## START EXERCISE MATERIAL

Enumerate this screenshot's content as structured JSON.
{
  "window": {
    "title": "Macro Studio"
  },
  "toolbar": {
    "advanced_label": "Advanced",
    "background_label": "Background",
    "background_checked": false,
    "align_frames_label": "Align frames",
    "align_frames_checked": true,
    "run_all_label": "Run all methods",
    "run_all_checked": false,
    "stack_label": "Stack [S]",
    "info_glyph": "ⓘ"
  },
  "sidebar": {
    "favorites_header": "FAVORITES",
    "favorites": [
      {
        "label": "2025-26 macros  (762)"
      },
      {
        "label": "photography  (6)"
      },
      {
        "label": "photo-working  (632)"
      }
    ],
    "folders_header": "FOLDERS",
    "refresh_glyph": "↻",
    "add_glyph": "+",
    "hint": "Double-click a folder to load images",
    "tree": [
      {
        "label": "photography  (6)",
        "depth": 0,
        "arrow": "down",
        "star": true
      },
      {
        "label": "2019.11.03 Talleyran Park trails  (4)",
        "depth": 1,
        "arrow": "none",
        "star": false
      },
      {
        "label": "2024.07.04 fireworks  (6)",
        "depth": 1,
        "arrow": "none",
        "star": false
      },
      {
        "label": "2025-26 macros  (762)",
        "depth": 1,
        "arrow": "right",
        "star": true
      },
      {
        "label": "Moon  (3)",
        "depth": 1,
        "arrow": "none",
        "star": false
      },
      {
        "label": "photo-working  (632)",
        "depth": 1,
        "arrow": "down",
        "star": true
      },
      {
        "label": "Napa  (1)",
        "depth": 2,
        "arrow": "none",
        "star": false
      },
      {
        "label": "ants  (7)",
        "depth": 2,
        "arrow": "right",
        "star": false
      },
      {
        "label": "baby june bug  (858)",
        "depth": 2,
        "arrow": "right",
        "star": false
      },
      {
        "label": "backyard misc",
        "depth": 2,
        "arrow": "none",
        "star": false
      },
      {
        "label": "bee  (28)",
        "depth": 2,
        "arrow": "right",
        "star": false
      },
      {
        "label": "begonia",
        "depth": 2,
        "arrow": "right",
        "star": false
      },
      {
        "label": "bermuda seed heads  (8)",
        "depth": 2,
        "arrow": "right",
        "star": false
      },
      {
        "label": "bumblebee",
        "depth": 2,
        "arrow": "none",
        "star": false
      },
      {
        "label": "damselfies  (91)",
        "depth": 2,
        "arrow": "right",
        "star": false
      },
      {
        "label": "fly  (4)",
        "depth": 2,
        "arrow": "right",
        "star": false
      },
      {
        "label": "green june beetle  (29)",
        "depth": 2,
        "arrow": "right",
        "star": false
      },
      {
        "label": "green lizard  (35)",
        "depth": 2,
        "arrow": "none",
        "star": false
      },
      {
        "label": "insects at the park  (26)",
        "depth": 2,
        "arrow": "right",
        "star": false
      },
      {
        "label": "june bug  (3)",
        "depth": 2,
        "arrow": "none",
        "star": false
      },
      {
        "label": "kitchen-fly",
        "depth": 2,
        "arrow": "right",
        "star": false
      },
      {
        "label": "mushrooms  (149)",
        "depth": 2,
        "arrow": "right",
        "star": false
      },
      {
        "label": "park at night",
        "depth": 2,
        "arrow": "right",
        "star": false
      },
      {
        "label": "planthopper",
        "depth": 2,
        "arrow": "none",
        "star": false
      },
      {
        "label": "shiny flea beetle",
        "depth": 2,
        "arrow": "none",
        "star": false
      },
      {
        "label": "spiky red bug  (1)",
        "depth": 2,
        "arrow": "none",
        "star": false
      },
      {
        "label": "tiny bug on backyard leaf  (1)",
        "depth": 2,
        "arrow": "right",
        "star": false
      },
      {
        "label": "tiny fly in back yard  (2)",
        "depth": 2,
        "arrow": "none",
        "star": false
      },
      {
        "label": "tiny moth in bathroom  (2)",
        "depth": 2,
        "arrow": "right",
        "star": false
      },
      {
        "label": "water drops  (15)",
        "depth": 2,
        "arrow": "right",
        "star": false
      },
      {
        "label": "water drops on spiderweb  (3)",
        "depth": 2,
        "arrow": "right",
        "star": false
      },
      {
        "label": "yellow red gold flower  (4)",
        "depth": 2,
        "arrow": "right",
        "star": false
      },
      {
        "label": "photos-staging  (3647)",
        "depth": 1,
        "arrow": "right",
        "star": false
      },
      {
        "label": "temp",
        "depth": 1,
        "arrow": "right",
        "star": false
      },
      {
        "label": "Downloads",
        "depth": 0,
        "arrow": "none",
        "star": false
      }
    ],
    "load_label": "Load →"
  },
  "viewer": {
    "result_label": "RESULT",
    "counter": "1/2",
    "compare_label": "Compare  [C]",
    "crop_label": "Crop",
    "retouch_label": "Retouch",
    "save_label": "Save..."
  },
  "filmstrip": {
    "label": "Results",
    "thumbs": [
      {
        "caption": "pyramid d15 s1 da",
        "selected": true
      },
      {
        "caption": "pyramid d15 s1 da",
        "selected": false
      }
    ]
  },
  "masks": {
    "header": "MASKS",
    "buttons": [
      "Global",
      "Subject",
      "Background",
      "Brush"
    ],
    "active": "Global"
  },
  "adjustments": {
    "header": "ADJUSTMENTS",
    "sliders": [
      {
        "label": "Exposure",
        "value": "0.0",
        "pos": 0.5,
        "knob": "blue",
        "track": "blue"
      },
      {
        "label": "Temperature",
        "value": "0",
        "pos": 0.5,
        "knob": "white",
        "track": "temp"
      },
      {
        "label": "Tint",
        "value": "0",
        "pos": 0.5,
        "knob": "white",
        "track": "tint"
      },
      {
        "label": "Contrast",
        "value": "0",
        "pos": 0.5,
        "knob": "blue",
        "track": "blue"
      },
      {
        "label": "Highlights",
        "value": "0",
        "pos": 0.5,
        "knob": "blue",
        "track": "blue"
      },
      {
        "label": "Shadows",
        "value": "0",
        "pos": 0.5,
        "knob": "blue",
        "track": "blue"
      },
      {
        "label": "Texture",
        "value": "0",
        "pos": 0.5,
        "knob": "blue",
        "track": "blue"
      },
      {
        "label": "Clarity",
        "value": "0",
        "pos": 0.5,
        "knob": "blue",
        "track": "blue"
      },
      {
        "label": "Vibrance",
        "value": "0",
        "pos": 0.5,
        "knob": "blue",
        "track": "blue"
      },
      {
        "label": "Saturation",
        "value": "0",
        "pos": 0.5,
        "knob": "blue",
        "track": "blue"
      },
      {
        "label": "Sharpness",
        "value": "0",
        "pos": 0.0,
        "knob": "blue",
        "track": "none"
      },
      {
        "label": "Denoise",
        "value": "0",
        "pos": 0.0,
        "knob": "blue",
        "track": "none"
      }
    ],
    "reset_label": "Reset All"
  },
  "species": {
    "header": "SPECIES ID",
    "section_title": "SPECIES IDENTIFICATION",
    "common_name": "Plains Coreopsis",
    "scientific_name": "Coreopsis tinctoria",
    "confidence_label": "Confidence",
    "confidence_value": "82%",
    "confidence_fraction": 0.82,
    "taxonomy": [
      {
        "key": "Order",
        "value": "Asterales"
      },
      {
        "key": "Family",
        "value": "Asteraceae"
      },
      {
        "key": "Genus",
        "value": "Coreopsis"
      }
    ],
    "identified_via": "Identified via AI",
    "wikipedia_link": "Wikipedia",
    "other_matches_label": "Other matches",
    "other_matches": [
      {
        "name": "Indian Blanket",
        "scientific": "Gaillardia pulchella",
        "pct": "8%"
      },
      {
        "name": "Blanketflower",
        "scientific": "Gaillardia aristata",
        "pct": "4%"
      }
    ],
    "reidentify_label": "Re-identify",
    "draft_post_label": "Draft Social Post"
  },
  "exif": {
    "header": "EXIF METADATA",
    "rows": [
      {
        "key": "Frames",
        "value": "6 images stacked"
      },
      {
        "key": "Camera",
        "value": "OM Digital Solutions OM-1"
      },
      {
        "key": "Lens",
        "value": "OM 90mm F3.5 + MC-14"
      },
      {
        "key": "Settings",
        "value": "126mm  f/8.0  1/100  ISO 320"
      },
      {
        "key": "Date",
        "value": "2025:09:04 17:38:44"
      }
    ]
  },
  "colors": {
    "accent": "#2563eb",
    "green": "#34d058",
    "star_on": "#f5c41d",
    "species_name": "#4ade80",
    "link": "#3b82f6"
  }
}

## END EXERCISE MATERIAL

- **TASK INSTRUCTIONS**: Look through the data above. Find each line with the string "tiny" and copy it.

- **ANSWER**:
        "label": "tiny bug on backyard leaf  (1)",
        "label": "tiny fly in back yard  (2)",
        "label": "tiny moth in bathroom  (2)",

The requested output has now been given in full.